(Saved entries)
============

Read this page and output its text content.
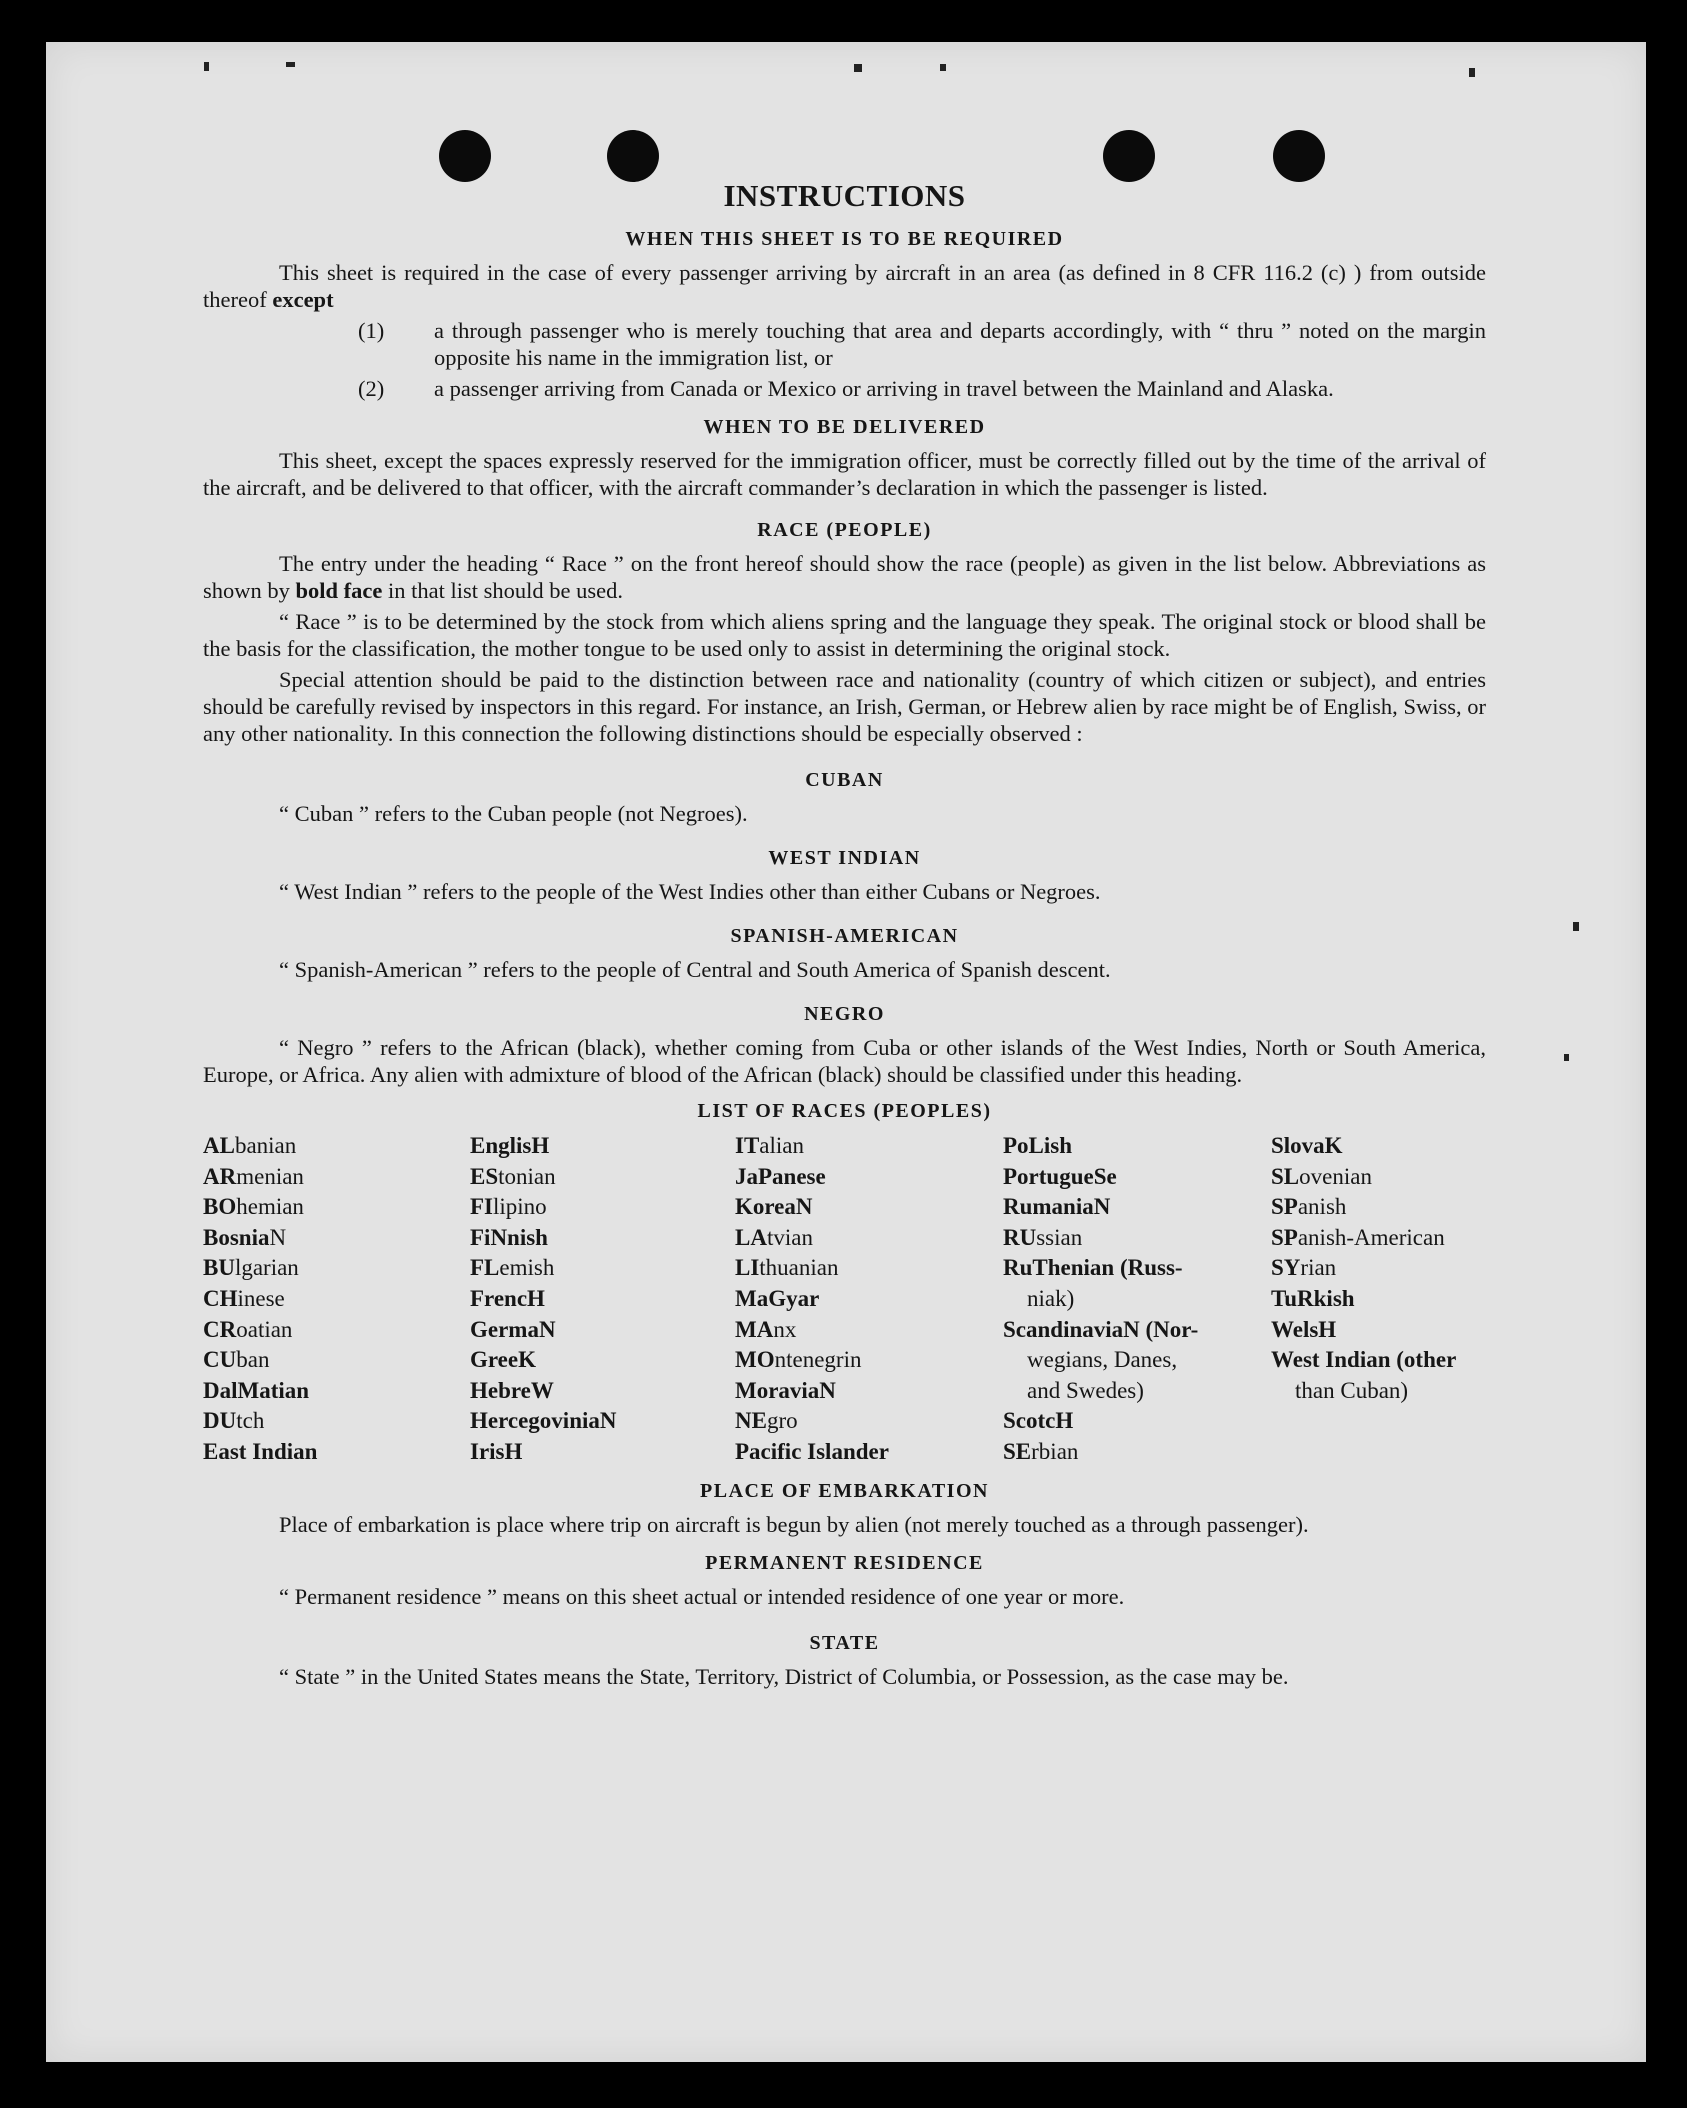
INSTRUCTIONS
WHEN THIS SHEET IS TO BE REQUIRED

This sheet is required in the case of every passenger arriving by aircraft in an area (as defined in 8 CFR 116.2 (c) ) from outside thereof except

(1) a through passenger who is merely touching that area and departs accordingly, with “ thru ” noted on the margin opposite his name in the immigration list, or
(2) a passenger arriving from Canada or Mexico or arriving in travel between the Mainland and Alaska.
WHEN TO BE DELIVERED

This sheet, except the spaces expressly reserved for the immigration officer, must be correctly filled out by the time of the arrival of the aircraft, and be delivered to that officer, with the aircraft commander’s declaration in which the passenger is listed.

RACE (PEOPLE)

The entry under the heading “ Race ” on the front hereof should show the race (people) as given in the list below. Abbreviations as shown by bold face in that list should be used.

“ Race ” is to be determined by the stock from which aliens spring and the language they speak. The original stock or blood shall be the basis for the classification, the mother tongue to be used only to assist in determining the original stock.

Special attention should be paid to the distinction between race and nationality (country of which citizen or subject), and entries should be carefully revised by inspectors in this regard. For instance, an Irish, German, or Hebrew alien by race might be of English, Swiss, or any other nationality. In this connection the following distinctions should be especially observed :

CUBAN

“ Cuban ” refers to the Cuban people (not Negroes).

WEST INDIAN

“ West Indian ” refers to the people of the West Indies other than either Cubans or Negroes.

SPANISH-AMERICAN

“ Spanish-American ” refers to the people of Central and South America of Spanish descent.

NEGRO

“ Negro ” refers to the African (black), whether coming from Cuba or other islands of the West Indies, North or South America, Europe, or Africa. Any alien with admixture of blood of the African (black) should be classified under this heading.

LIST OF RACES (PEOPLES)
ALbanian
ARmenian
BOhemian
BosniaN
BUlgarian
CHinese
CRoatian
CUban
DalMatian
DUtch
East Indian
EnglisH
EStonian
FIlipino
FiNnish
FLemish
FrencH
GermaN
GreeK
HebreW
HercegoviniaN
IrisH
ITalian
JaPanese
KoreaN
LAtvian
LIthuanian
MaGyar
MAnx
MOntenegrin
MoraviaN
NEgro
Pacific Islander
PoLish
PortugueSe
RumaniaN
RUssian
RuThenian (Russ-
niak)
ScandinaviaN (Nor-
wegians, Danes,
and Swedes)
ScotcH
SErbian
SlovaK
SLovenian
SPanish
SPanish-American
SYrian
TuRkish
WelsH
West Indian (other
than Cuban)
PLACE OF EMBARKATION

Place of embarkation is place where trip on aircraft is begun by alien (not merely touched as a through passenger).

PERMANENT RESIDENCE

“ Permanent residence ” means on this sheet actual or intended residence of one year or more.

STATE

“ State ” in the United States means the State, Territory, District of Columbia, or Possession, as the case may be.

============

Repeat verbatim all the material, but not the pictures.

- CORRECT RESPONSE
Read this page and output its text content.
INSTRUCTIONS
WHEN THIS SHEET IS TO BE REQUIRED

This sheet is required in the case of every passenger arriving by aircraft in an area (as defined in 8 CFR 116.2 (c) ) from outside thereof except

(1) a through passenger who is merely touching that area and departs accordingly, with “ thru ” noted on the margin opposite his name in the immigration list, or
(2) a passenger arriving from Canada or Mexico or arriving in travel between the Mainland and Alaska.
WHEN TO BE DELIVERED

This sheet, except the spaces expressly reserved for the immigration officer, must be correctly filled out by the time of the arrival of the aircraft, and be delivered to that officer, with the aircraft commander’s declaration in which the passenger is listed.

RACE (PEOPLE)

The entry under the heading “ Race ” on the front hereof should show the race (people) as given in the list below. Abbreviations as shown by bold face in that list should be used.

“ Race ” is to be determined by the stock from which aliens spring and the language they speak. The original stock or blood shall be the basis for the classification, the mother tongue to be used only to assist in determining the original stock.

Special attention should be paid to the distinction between race and nationality (country of which citizen or subject), and entries should be carefully revised by inspectors in this regard. For instance, an Irish, German, or Hebrew alien by race might be of English, Swiss, or any other nationality. In this connection the following distinctions should be especially observed :

CUBAN

“ Cuban ” refers to the Cuban people (not Negroes).

WEST INDIAN

“ West Indian ” refers to the people of the West Indies other than either Cubans or Negroes.

SPANISH-AMERICAN

“ Spanish-American ” refers to the people of Central and South America of Spanish descent.

NEGRO

“ Negro ” refers to the African (black), whether coming from Cuba or other islands of the West Indies, North or South America, Europe, or Africa. Any alien with admixture of blood of the African (black) should be classified under this heading.

LIST OF RACES (PEOPLES)
ALbanian
ARmenian
BOhemian
BosniaN
BUlgarian
CHinese
CRoatian
CUban
DalMatian
DUtch
East Indian
EnglisH
EStonian
FIlipino
FiNnish
FLemish
FrencH
GermaN
GreeK
HebreW
HercegoviniaN
IrisH
ITalian
JaPanese
KoreaN
LAtvian
LIthuanian
MaGyar
MAnx
MOntenegrin
MoraviaN
NEgro
Pacific Islander
PoLish
PortugueSe
RumaniaN
RUssian
RuThenian (Russ-
niak)
ScandinaviaN (Nor-
wegians, Danes,
and Swedes)
ScotcH
SErbian
SlovaK
SLovenian
SPanish
SPanish-American
SYrian
TuRkish
WelsH
West Indian (other
than Cuban)
PLACE OF EMBARKATION

Place of embarkation is place where trip on aircraft is begun by alien (not merely touched as a through passenger).

PERMANENT RESIDENCE

“ Permanent residence ” means on this sheet actual or intended residence of one year or more.

STATE

“ State ” in the United States means the State, Territory, District of Columbia, or Possession, as the case may be.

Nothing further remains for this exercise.